2-SAT Satisfiability

You are given \(n\) boolean variables \(x_1, x_2, \dots, x_n\) and \(m\) constraints. Each constraint is in the form:

\( (x_i \text{ is } \mathtt{true/false}) \lor (x_j \text{ is } \mathtt{true/false}) \)

For example, a constraint can be "\(x_1\) is true or \(x_3\) is false" or "\(x_7\) is false or \(x_2\) is false".

The goal is to assign each variable a boolean value such that all constraints are satisfied. If an assignment exists, output YES on the first line followed by a line containing the assignments for \(x_1\) to \(x_n\) (each as true or false separated by a single space). Otherwise, output NO.

This is a classic 2-SAT problem.

inputFormat

The first line contains two integers \(n\) and \(m\) separated by a space, representing the number of variables and the number of constraints, respectively. The variables are numbered from 1 to \(n\).

Each of the following \(m\) lines contains a constraint in the format:

i A j B

Here, i and j are the indices of variables, and A and B are either true or false, indicating that the corresponding literal should be interpreted as \(x_i\) is true/false and \(x_j\) is true/false respectively. The constraint represents the clause: (xi is A) or (xj is B).

outputFormat

If there exists a satisfying assignment, print YES on the first line. In the second line, print \(n\) space-separated boolean values (true or false) corresponding to \(x_1, x_2, \dots, x_n\) respectively.

If no satisfying assignment exists, output a single line with NO.

sample

2 2
1 true 2 false
1 false 2 true

YES
true true

Request: Per the 2-SAT problem statement, what should be printed when no satisfying assignment exists?

Data:
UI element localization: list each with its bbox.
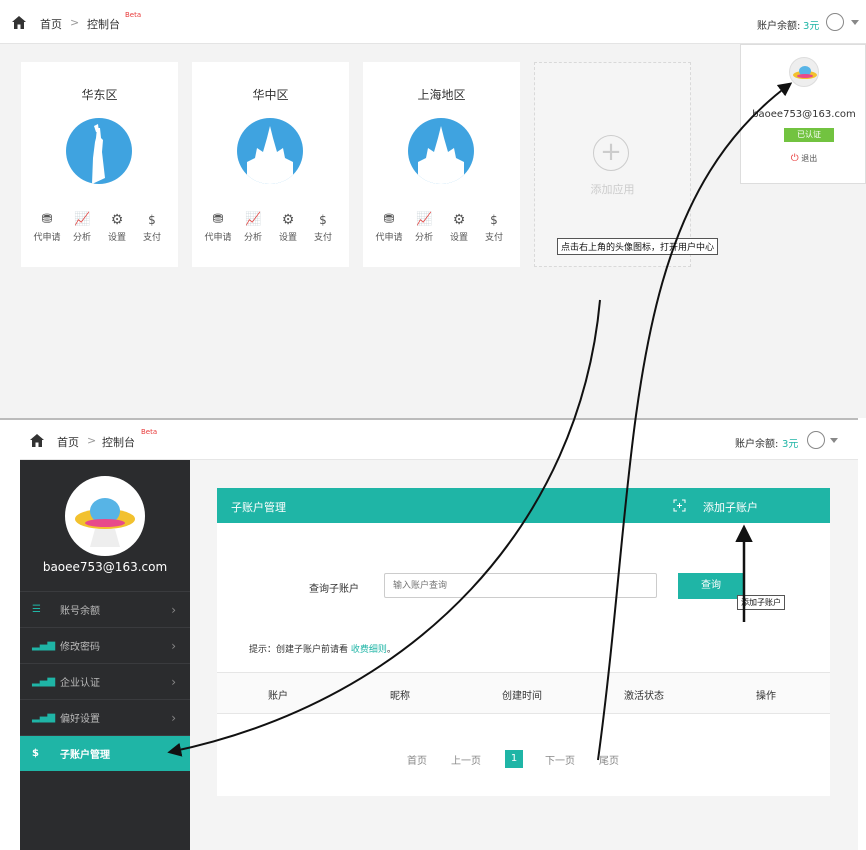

==

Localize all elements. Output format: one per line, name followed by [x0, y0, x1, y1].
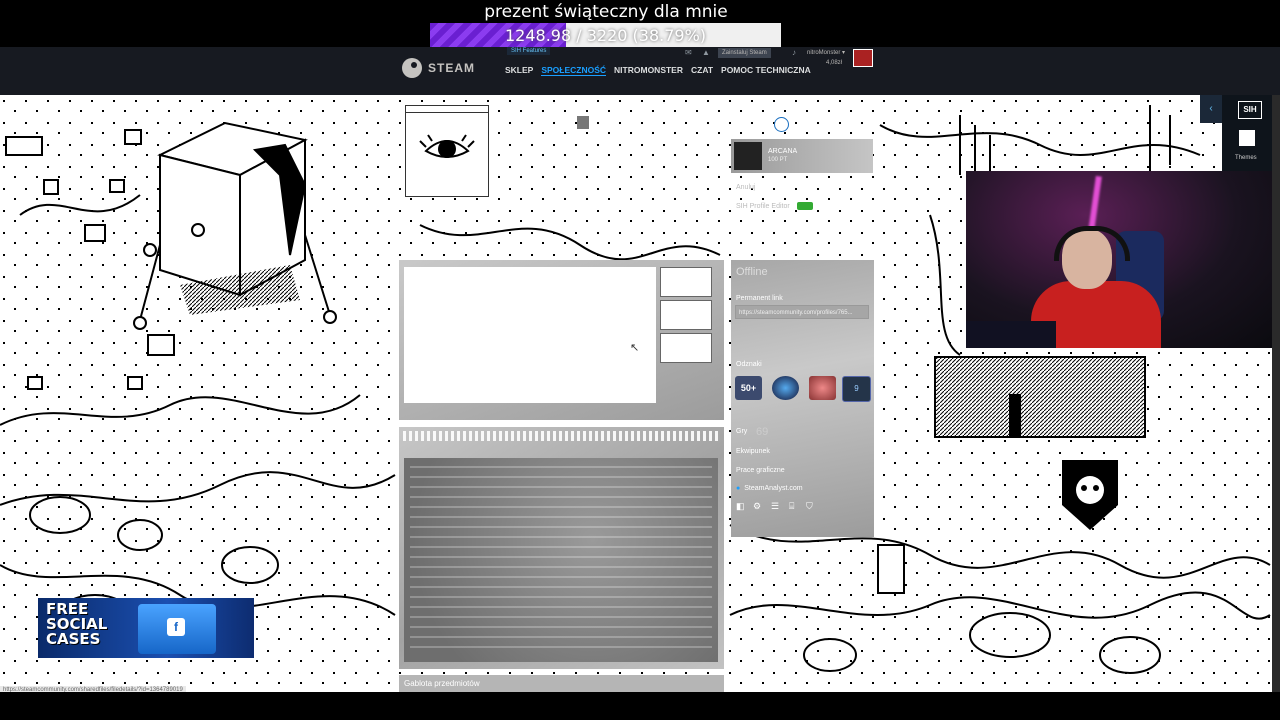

Worked answer: A single line with NO.